#### Short task:
Write out exactly the lines running from the line that includes "Convert this screenshot" to the end of the data, both ends included, and nothing besides.

>> Start

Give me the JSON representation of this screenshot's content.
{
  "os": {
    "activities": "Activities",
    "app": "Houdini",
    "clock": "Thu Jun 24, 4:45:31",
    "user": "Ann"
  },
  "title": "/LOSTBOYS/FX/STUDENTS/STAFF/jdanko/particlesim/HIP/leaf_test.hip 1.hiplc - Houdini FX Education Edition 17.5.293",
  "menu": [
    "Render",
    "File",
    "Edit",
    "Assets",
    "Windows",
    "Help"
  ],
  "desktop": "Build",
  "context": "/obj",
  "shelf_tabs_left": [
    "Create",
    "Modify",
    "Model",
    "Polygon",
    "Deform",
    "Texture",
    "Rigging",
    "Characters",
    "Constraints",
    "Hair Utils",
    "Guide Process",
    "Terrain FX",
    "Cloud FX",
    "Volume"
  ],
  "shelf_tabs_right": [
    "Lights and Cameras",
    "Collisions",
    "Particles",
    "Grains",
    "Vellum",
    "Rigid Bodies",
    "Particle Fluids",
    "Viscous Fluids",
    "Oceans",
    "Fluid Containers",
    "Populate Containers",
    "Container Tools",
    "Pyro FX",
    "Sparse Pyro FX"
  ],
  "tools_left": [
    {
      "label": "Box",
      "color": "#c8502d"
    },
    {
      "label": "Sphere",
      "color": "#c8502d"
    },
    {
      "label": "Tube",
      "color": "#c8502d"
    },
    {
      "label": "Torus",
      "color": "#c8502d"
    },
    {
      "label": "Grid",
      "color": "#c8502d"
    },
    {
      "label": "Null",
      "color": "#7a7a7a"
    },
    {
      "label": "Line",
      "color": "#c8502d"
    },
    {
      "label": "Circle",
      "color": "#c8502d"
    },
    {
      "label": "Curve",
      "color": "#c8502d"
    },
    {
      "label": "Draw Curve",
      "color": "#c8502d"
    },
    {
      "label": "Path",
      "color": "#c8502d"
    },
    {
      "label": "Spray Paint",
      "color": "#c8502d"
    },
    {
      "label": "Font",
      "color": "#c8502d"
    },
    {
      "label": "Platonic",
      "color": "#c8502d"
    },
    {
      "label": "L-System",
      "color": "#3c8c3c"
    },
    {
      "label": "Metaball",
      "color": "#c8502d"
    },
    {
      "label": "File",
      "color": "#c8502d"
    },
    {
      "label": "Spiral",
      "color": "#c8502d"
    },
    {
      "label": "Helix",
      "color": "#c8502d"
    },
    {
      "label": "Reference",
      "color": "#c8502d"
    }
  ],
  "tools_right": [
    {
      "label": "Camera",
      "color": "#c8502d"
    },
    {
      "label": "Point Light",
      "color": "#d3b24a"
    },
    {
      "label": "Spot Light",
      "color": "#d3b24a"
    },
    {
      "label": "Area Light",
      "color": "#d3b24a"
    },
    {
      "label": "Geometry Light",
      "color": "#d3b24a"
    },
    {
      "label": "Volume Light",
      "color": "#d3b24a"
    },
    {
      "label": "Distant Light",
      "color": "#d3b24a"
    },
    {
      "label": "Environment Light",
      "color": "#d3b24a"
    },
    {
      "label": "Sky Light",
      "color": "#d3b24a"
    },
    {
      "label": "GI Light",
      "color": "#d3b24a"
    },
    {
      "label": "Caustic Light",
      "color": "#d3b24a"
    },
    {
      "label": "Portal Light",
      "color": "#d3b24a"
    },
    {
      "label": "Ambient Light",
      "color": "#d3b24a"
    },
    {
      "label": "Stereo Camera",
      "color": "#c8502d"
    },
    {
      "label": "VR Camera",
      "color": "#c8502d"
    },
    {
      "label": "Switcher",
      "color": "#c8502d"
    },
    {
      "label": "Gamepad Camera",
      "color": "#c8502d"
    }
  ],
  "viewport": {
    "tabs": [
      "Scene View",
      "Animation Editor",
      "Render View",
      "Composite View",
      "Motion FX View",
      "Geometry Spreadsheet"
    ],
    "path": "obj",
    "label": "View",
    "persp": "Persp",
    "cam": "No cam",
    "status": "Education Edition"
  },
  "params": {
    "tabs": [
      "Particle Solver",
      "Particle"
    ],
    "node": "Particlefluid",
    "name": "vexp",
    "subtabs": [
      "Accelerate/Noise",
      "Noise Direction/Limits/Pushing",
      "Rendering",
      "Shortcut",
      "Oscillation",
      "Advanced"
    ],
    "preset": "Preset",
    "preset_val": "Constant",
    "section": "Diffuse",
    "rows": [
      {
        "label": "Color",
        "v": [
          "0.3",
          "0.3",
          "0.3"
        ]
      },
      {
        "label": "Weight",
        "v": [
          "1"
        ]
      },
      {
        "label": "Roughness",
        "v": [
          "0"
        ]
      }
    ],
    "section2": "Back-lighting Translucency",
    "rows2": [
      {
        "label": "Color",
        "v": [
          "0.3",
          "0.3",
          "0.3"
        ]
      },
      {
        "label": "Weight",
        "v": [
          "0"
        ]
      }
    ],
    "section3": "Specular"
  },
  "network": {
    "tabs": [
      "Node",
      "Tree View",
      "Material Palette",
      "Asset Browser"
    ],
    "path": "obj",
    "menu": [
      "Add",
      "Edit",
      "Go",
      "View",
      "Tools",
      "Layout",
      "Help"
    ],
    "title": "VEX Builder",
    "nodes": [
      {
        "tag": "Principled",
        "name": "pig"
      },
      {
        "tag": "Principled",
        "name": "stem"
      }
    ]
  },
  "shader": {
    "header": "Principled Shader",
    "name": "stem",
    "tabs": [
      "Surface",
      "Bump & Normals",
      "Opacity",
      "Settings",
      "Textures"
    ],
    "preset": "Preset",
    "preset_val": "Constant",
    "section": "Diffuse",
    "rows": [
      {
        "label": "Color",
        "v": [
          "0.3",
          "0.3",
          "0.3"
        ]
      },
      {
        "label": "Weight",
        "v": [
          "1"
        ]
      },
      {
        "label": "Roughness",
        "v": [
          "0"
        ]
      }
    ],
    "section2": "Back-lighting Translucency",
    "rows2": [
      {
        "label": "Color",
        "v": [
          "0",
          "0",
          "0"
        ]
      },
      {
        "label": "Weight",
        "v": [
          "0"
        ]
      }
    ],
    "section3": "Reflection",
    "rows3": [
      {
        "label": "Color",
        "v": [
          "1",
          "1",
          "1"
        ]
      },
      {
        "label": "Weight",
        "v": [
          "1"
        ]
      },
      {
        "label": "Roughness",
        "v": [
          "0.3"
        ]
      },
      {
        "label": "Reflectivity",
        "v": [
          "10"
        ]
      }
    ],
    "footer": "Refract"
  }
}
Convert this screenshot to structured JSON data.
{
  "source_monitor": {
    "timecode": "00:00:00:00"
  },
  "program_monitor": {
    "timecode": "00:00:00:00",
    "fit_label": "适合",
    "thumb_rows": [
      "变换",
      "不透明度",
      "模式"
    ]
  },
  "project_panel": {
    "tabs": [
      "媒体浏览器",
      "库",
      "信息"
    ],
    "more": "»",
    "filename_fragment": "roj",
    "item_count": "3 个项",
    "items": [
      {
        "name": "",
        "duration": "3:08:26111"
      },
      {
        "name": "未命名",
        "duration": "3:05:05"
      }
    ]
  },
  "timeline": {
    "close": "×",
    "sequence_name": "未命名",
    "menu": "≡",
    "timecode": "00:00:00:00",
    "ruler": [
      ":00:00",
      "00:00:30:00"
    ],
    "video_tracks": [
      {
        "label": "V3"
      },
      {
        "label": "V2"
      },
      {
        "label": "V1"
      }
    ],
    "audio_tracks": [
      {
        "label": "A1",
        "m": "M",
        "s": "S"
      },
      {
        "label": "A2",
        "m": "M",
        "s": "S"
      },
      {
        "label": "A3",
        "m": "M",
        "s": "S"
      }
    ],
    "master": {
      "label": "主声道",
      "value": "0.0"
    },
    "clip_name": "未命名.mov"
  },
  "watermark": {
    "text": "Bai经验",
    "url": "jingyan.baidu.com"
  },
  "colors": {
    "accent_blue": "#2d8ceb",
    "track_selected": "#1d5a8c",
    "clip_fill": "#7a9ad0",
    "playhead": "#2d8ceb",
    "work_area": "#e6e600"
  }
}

>> End

#### Expected answer:
Convert this screenshot to structured JSON data.
{
  "source_monitor": {
    "timecode": "00:00:00:00"
  },
  "program_monitor": {
    "timecode": "00:00:00:00",
    "fit_label": "适合",
    "thumb_rows": [
      "变换",
      "不透明度",
      "模式"
    ]
  },
  "project_panel": {
    "tabs": [
      "媒体浏览器",
      "库",
      "信息"
    ],
    "more": "»",
    "filename_fragment": "roj",
    "item_count": "3 个项",
    "items": [
      {
        "name": "",
        "duration": "3:08:26111"
      },
      {
        "name": "未命名",
        "duration": "3:05:05"
      }
    ]
  },
  "timeline": {
    "close": "×",
    "sequence_name": "未命名",
    "menu": "≡",
    "timecode": "00:00:00:00",
    "ruler": [
      ":00:00",
      "00:00:30:00"
    ],
    "video_tracks": [
      {
        "label": "V3"
      },
      {
        "label": "V2"
      },
      {
        "label": "V1"
      }
    ],
    "audio_tracks": [
      {
        "label": "A1",
        "m": "M",
        "s": "S"
      },
      {
        "label": "A2",
        "m": "M",
        "s": "S"
      },
      {
        "label": "A3",
        "m": "M",
        "s": "S"
      }
    ],
    "master": {
      "label": "主声道",
      "value": "0.0"
    },
    "clip_name": "未命名.mov"
  },
  "watermark": {
    "text": "Bai经验",
    "url": "jingyan.baidu.com"
  },
  "colors": {
    "accent_blue": "#2d8ceb",
    "track_selected": "#1d5a8c",
    "clip_fill": "#7a9ad0",
    "playhead": "#2d8ceb",
    "work_area": "#e6e600"
  }
}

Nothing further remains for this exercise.